◆ **WORK TO DO**
Extract the full listing verbatim and drop any pictures from your copy.

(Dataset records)
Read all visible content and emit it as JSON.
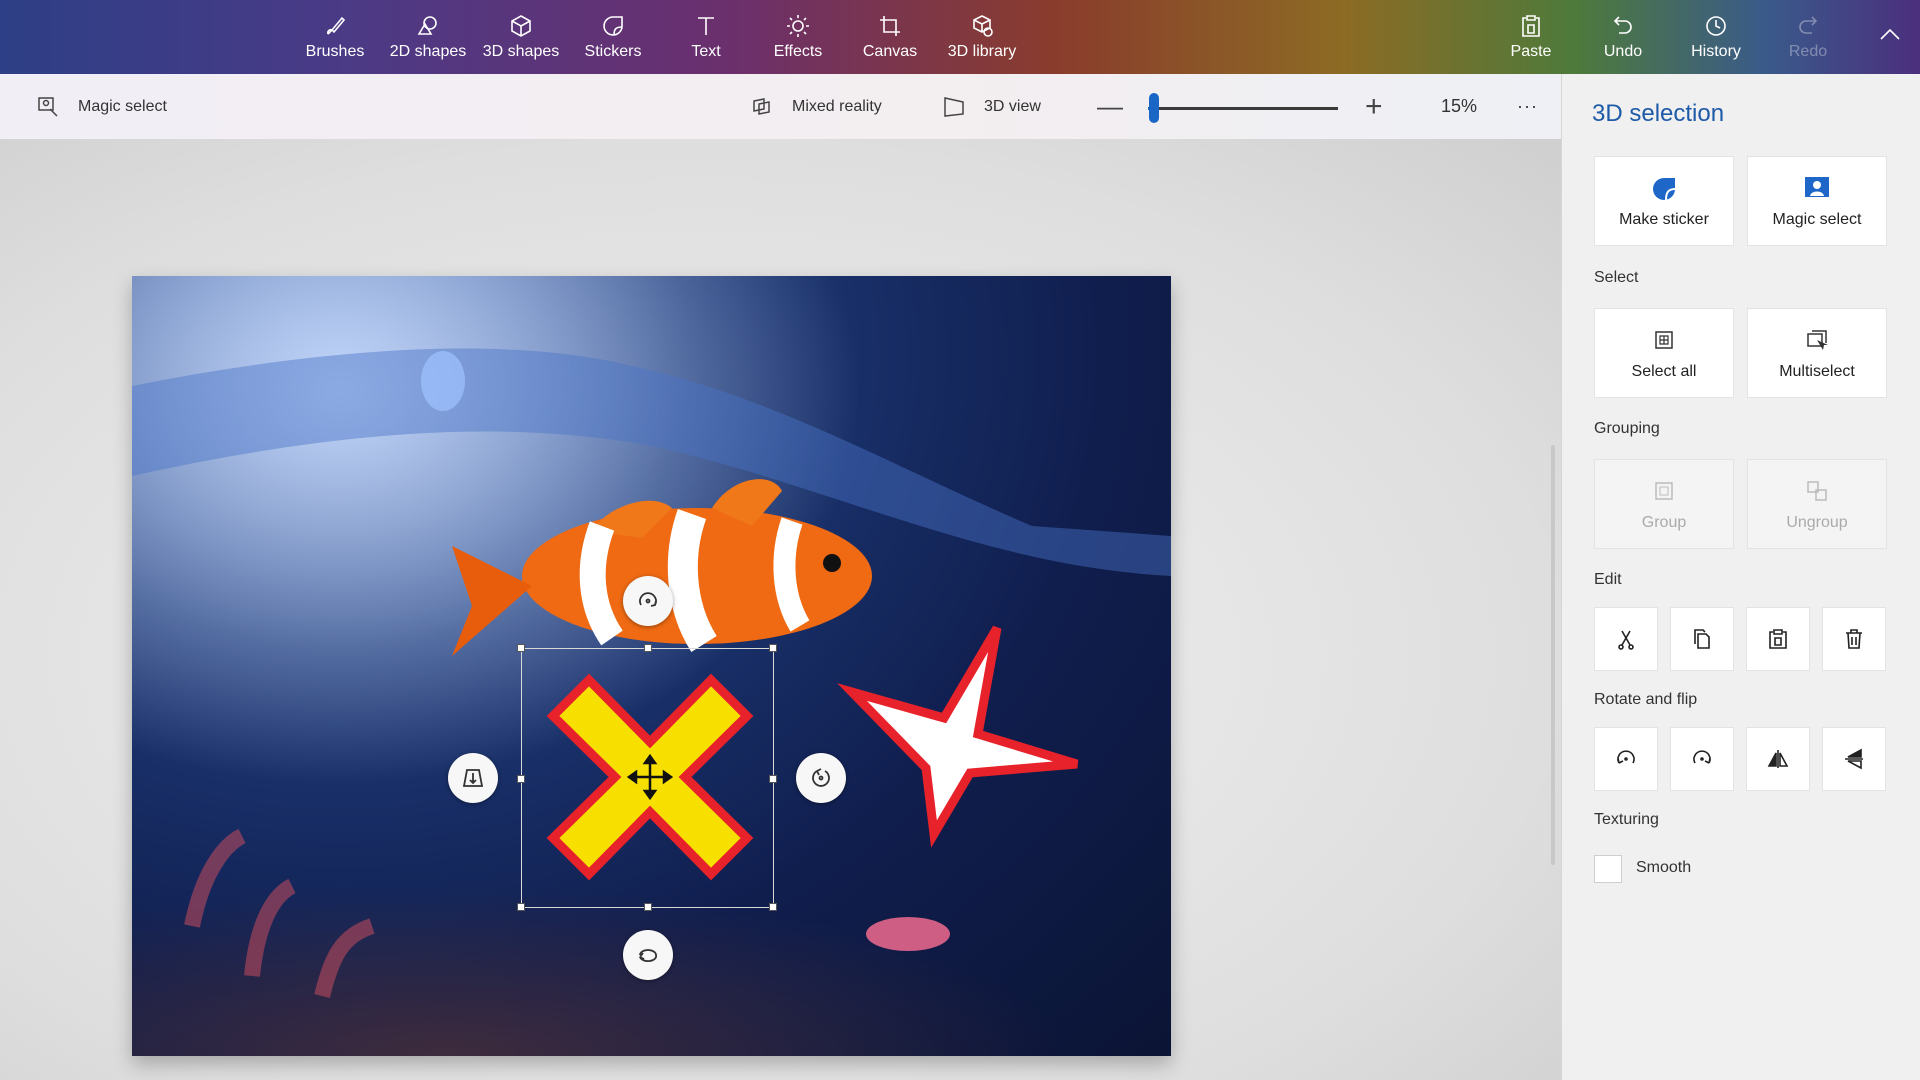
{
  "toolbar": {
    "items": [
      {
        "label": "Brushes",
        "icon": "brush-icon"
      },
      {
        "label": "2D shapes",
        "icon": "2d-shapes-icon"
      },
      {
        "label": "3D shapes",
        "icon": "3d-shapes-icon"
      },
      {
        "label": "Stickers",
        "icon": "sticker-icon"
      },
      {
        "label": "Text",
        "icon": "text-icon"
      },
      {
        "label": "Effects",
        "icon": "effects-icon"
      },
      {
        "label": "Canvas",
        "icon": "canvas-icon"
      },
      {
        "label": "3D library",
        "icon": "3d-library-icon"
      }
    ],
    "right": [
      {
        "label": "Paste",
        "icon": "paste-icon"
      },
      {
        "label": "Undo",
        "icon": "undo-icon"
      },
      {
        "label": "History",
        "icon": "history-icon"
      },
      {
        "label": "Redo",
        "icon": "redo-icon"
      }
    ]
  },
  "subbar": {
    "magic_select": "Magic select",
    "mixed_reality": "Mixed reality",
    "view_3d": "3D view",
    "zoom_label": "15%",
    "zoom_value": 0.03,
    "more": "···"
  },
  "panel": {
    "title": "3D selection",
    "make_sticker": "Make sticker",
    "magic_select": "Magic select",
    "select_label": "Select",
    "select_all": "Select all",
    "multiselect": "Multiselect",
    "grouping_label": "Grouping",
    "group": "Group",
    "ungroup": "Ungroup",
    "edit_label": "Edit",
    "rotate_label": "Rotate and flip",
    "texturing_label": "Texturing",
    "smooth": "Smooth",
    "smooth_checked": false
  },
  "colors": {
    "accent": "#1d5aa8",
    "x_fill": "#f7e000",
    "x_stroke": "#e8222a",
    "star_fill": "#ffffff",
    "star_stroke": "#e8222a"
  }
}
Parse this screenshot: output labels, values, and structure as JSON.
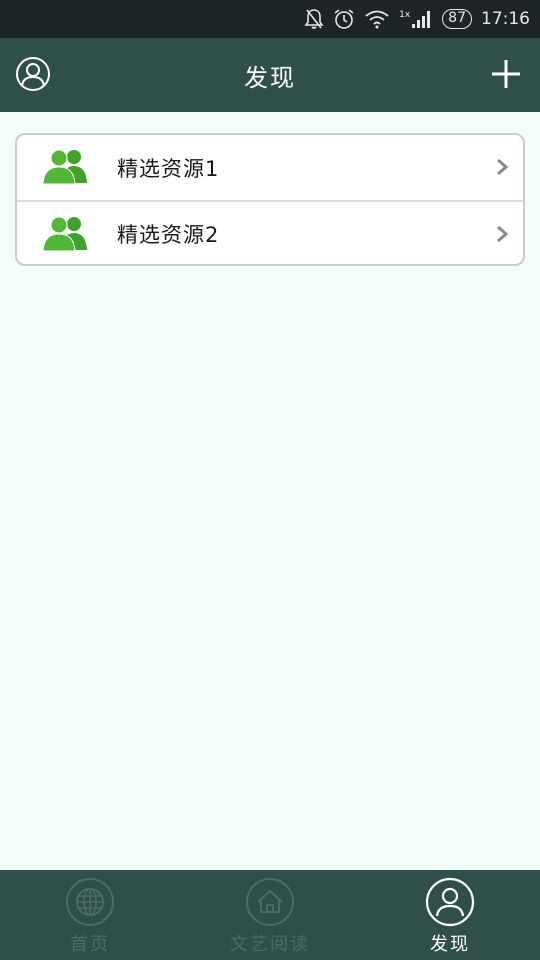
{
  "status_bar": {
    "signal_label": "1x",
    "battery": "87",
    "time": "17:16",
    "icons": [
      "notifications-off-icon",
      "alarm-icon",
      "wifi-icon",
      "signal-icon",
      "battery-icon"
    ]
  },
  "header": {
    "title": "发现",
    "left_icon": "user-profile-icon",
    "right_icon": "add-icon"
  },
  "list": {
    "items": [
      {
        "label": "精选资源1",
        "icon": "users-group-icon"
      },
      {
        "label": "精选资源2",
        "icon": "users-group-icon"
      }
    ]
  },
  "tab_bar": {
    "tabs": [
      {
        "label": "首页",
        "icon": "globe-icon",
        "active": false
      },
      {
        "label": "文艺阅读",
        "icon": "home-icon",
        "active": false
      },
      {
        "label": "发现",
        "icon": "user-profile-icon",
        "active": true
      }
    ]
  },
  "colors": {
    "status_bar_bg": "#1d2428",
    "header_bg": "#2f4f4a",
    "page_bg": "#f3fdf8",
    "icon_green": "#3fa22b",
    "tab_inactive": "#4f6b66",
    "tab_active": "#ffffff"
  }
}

◆ **RESULT FOR THIS TASK**
Read all visible content and emit it as JSON.
{
  "toolbar": {
    "items": [
      {
        "label": "Brushes",
        "icon": "brush-icon"
      },
      {
        "label": "2D shapes",
        "icon": "2d-shapes-icon"
      },
      {
        "label": "3D shapes",
        "icon": "3d-shapes-icon"
      },
      {
        "label": "Stickers",
        "icon": "sticker-icon"
      },
      {
        "label": "Text",
        "icon": "text-icon"
      },
      {
        "label": "Effects",
        "icon": "effects-icon"
      },
      {
        "label": "Canvas",
        "icon": "canvas-icon"
      },
      {
        "label": "3D library",
        "icon": "3d-library-icon"
      }
    ],
    "right": [
      {
        "label": "Paste",
        "icon": "paste-icon"
      },
      {
        "label": "Undo",
        "icon": "undo-icon"
      },
      {
        "label": "History",
        "icon": "history-icon"
      },
      {
        "label": "Redo",
        "icon": "redo-icon"
      }
    ]
  },
  "subbar": {
    "magic_select": "Magic select",
    "mixed_reality": "Mixed reality",
    "view_3d": "3D view",
    "zoom_label": "15%",
    "zoom_value": 0.03,
    "more": "···"
  },
  "panel": {
    "title": "3D selection",
    "make_sticker": "Make sticker",
    "magic_select": "Magic select",
    "select_label": "Select",
    "select_all": "Select all",
    "multiselect": "Multiselect",
    "grouping_label": "Grouping",
    "group": "Group",
    "ungroup": "Ungroup",
    "edit_label": "Edit",
    "rotate_label": "Rotate and flip",
    "texturing_label": "Texturing",
    "smooth": "Smooth",
    "smooth_checked": false
  },
  "colors": {
    "accent": "#1d5aa8",
    "x_fill": "#f7e000",
    "x_stroke": "#e8222a",
    "star_fill": "#ffffff",
    "star_stroke": "#e8222a"
  }
}
Parse this screenshot: output labels, values, and structure as JSON.
{
  "status_bar": {
    "signal_label": "1x",
    "battery": "87",
    "time": "17:16",
    "icons": [
      "notifications-off-icon",
      "alarm-icon",
      "wifi-icon",
      "signal-icon",
      "battery-icon"
    ]
  },
  "header": {
    "title": "发现",
    "left_icon": "user-profile-icon",
    "right_icon": "add-icon"
  },
  "list": {
    "items": [
      {
        "label": "精选资源1",
        "icon": "users-group-icon"
      },
      {
        "label": "精选资源2",
        "icon": "users-group-icon"
      }
    ]
  },
  "tab_bar": {
    "tabs": [
      {
        "label": "首页",
        "icon": "globe-icon",
        "active": false
      },
      {
        "label": "文艺阅读",
        "icon": "home-icon",
        "active": false
      },
      {
        "label": "发现",
        "icon": "user-profile-icon",
        "active": true
      }
    ]
  },
  "colors": {
    "status_bar_bg": "#1d2428",
    "header_bg": "#2f4f4a",
    "page_bg": "#f3fdf8",
    "icon_green": "#3fa22b",
    "tab_inactive": "#4f6b66",
    "tab_active": "#ffffff"
  }
}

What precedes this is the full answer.